WORK TO DO: Each record below is to be copied word for word, with pictures removed.

------

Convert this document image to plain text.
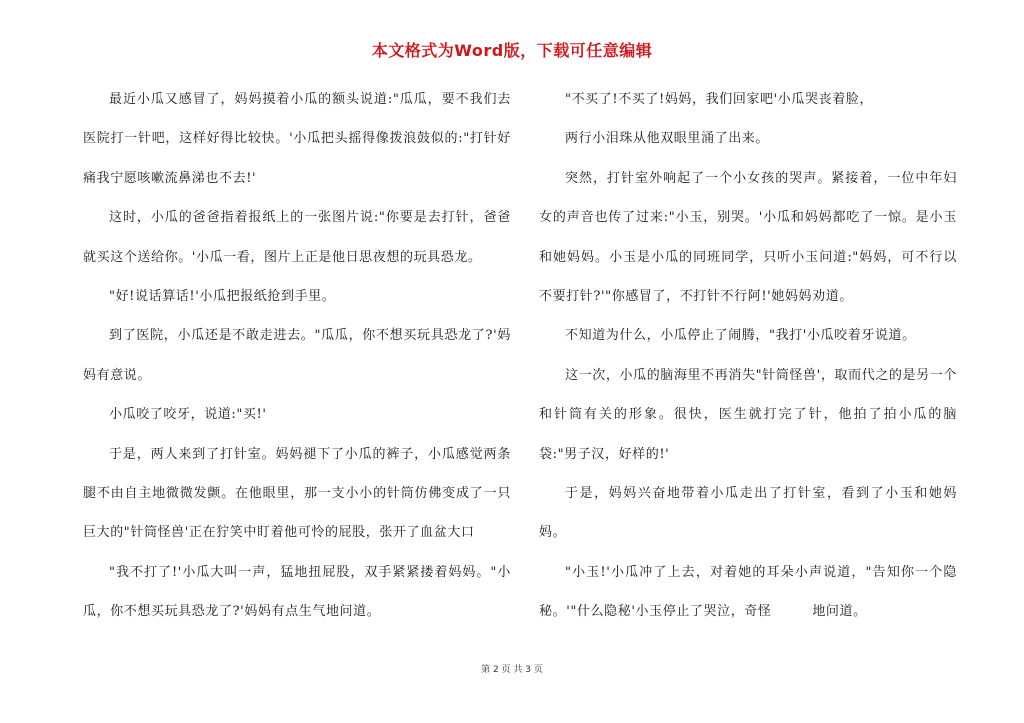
本文格式为Word版，下载可任意编辑

最近小瓜又感冒了，妈妈摸着小瓜的额头说道:"瓜瓜，要不我们去医院打一针吧，这样好得比较快。'小瓜把头摇得像拨浪鼓似的:"打针好痛我宁愿咳嗽流鼻涕也不去!'

这时，小瓜的爸爸指着报纸上的一张图片说:"你要是去打针，爸爸就买这个送给你。'小瓜一看，图片上正是他日思夜想的玩具恐龙。

"好!说话算话!'小瓜把报纸抢到手里。

到了医院，小瓜还是不敢走进去。"瓜瓜，你不想买玩具恐龙了?'妈妈有意说。

小瓜咬了咬牙，说道:"买!'

于是，两人来到了打针室。妈妈褪下了小瓜的裤子，小瓜感觉两条腿不由自主地微微发颤。在他眼里，那一支小小的针筒仿佛变成了一只巨大的"针筒怪兽'正在狞笑中盯着他可怜的屁股，张开了血盆大口

"我不打了!'小瓜大叫一声，猛地扭屁股，双手紧紧搂着妈妈。"小瓜，你不想买玩具恐龙了?'妈妈有点生气地问道。

"不买了!不买了!妈妈，我们回家吧'小瓜哭丧着脸，

两行小泪珠从他双眼里涌了出来。

突然，打针室外响起了一个小女孩的哭声。紧接着，一位中年妇女的声音也传了过来:"小玉，别哭。'小瓜和妈妈都吃了一惊。是小玉和她妈妈。小玉是小瓜的同班同学，只听小玉问道:"妈妈，可不行以不要打针?'"你感冒了，不打针不行阿!'她妈妈劝道。

不知道为什么，小瓜停止了闹腾，"我打'小瓜咬着牙说道。

这一次，小瓜的脑海里不再消失"针筒怪兽'，取而代之的是另一个和针筒有关的形象。很快，医生就打完了针，他拍了拍小瓜的脑袋:"男子汉，好样的!'

于是，妈妈兴奋地带着小瓜走出了打针室，看到了小玉和她妈妈。

"小玉!'小瓜冲了上去，对着她的耳朵小声说道，"告知你一个隐秘。'"什么隐秘'小玉停止了哭泣，奇怪　　　地问道。

第 2 页 共 3 页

------

SOLUTION:
Convert this document image to plain text.
本文格式为Word版，下载可任意编辑

最近小瓜又感冒了，妈妈摸着小瓜的额头说道:"瓜瓜，要不我们去医院打一针吧，这样好得比较快。'小瓜把头摇得像拨浪鼓似的:"打针好痛我宁愿咳嗽流鼻涕也不去!'

这时，小瓜的爸爸指着报纸上的一张图片说:"你要是去打针，爸爸就买这个送给你。'小瓜一看，图片上正是他日思夜想的玩具恐龙。

"好!说话算话!'小瓜把报纸抢到手里。

到了医院，小瓜还是不敢走进去。"瓜瓜，你不想买玩具恐龙了?'妈妈有意说。

小瓜咬了咬牙，说道:"买!'

于是，两人来到了打针室。妈妈褪下了小瓜的裤子，小瓜感觉两条腿不由自主地微微发颤。在他眼里，那一支小小的针筒仿佛变成了一只巨大的"针筒怪兽'正在狞笑中盯着他可怜的屁股，张开了血盆大口

"我不打了!'小瓜大叫一声，猛地扭屁股，双手紧紧搂着妈妈。"小瓜，你不想买玩具恐龙了?'妈妈有点生气地问道。

"不买了!不买了!妈妈，我们回家吧'小瓜哭丧着脸，

两行小泪珠从他双眼里涌了出来。

突然，打针室外响起了一个小女孩的哭声。紧接着，一位中年妇女的声音也传了过来:"小玉，别哭。'小瓜和妈妈都吃了一惊。是小玉和她妈妈。小玉是小瓜的同班同学，只听小玉问道:"妈妈，可不行以不要打针?'"你感冒了，不打针不行阿!'她妈妈劝道。

不知道为什么，小瓜停止了闹腾，"我打'小瓜咬着牙说道。

这一次，小瓜的脑海里不再消失"针筒怪兽'，取而代之的是另一个和针筒有关的形象。很快，医生就打完了针，他拍了拍小瓜的脑袋:"男子汉，好样的!'

于是，妈妈兴奋地带着小瓜走出了打针室，看到了小玉和她妈妈。

"小玉!'小瓜冲了上去，对着她的耳朵小声说道，"告知你一个隐秘。'"什么隐秘'小玉停止了哭泣，奇怪　　　地问道。

第 2 页 共 3 页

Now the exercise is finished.